Restate all the material verbatim, except for the pictures.

(Rows from a dataset)
+++

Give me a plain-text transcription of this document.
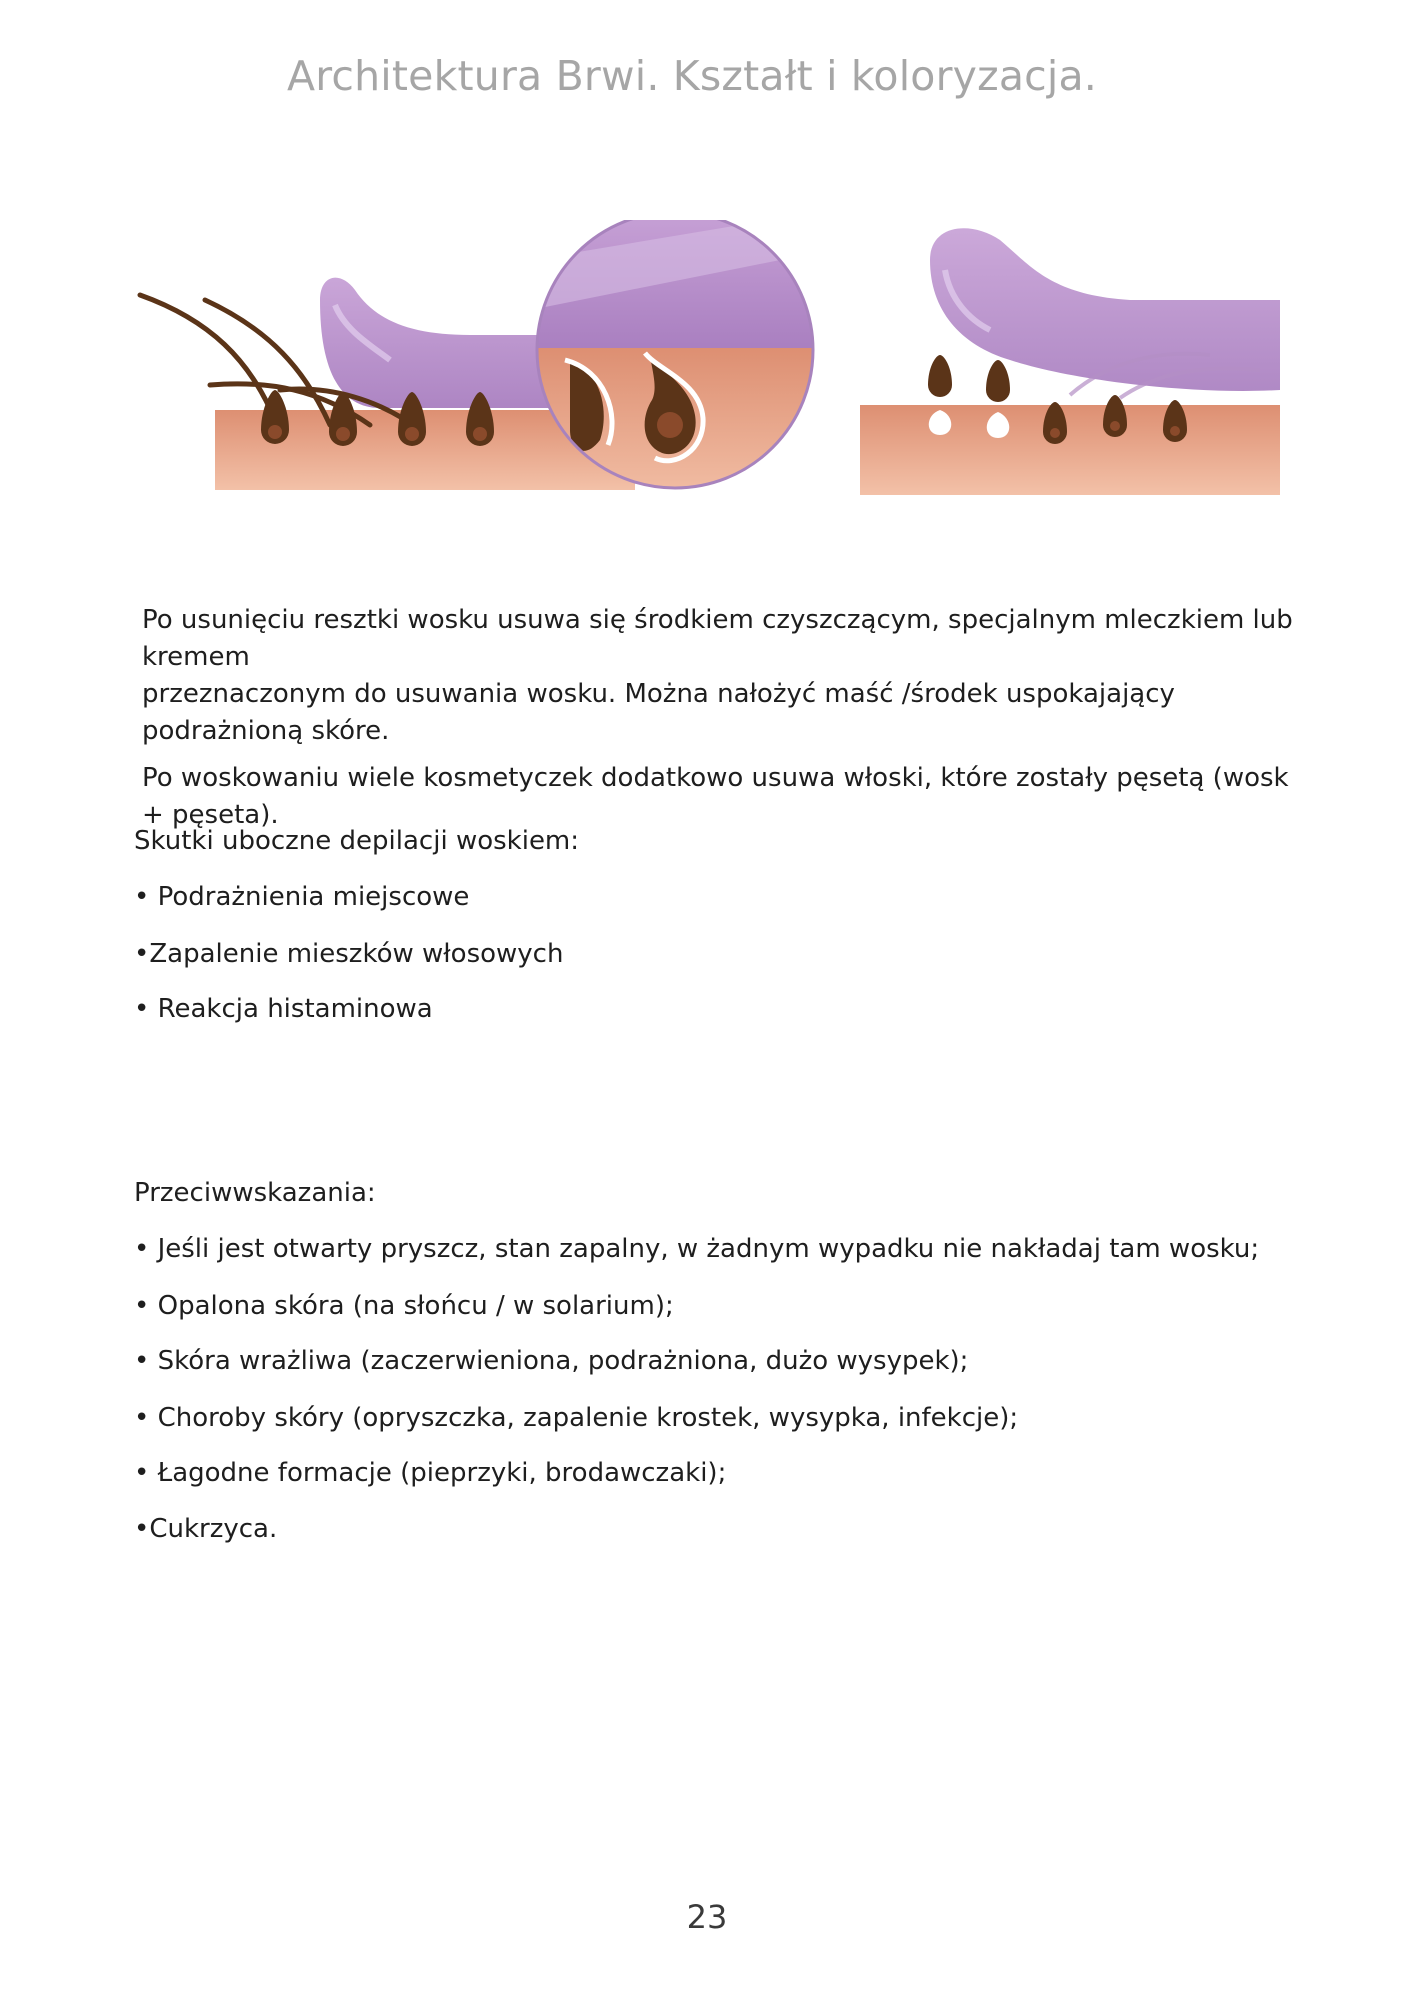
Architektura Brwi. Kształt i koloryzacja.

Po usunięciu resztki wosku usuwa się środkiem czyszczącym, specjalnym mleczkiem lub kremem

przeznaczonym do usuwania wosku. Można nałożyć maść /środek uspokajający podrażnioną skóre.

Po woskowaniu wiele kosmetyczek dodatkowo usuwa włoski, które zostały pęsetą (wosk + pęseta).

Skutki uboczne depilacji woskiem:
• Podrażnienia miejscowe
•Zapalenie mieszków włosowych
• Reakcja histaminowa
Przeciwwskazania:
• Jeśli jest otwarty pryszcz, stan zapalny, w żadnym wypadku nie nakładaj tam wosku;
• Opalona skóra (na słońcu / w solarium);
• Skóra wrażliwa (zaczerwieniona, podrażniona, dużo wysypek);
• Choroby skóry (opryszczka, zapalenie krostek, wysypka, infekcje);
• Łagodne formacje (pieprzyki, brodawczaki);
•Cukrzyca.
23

+++

_TASK SOLUTION:_
Give me a plain-text transcription of this document.
Architektura Brwi. Kształt i koloryzacja.

Po usunięciu resztki wosku usuwa się środkiem czyszczącym, specjalnym mleczkiem lub kremem

przeznaczonym do usuwania wosku. Można nałożyć maść /środek uspokajający podrażnioną skóre.

Po woskowaniu wiele kosmetyczek dodatkowo usuwa włoski, które zostały pęsetą (wosk + pęseta).

Skutki uboczne depilacji woskiem:
• Podrażnienia miejscowe
•Zapalenie mieszków włosowych
• Reakcja histaminowa
Przeciwwskazania:
• Jeśli jest otwarty pryszcz, stan zapalny, w żadnym wypadku nie nakładaj tam wosku;
• Opalona skóra (na słońcu / w solarium);
• Skóra wrażliwa (zaczerwieniona, podrażniona, dużo wysypek);
• Choroby skóry (opryszczka, zapalenie krostek, wysypka, infekcje);
• Łagodne formacje (pieprzyki, brodawczaki);
•Cukrzyca.
23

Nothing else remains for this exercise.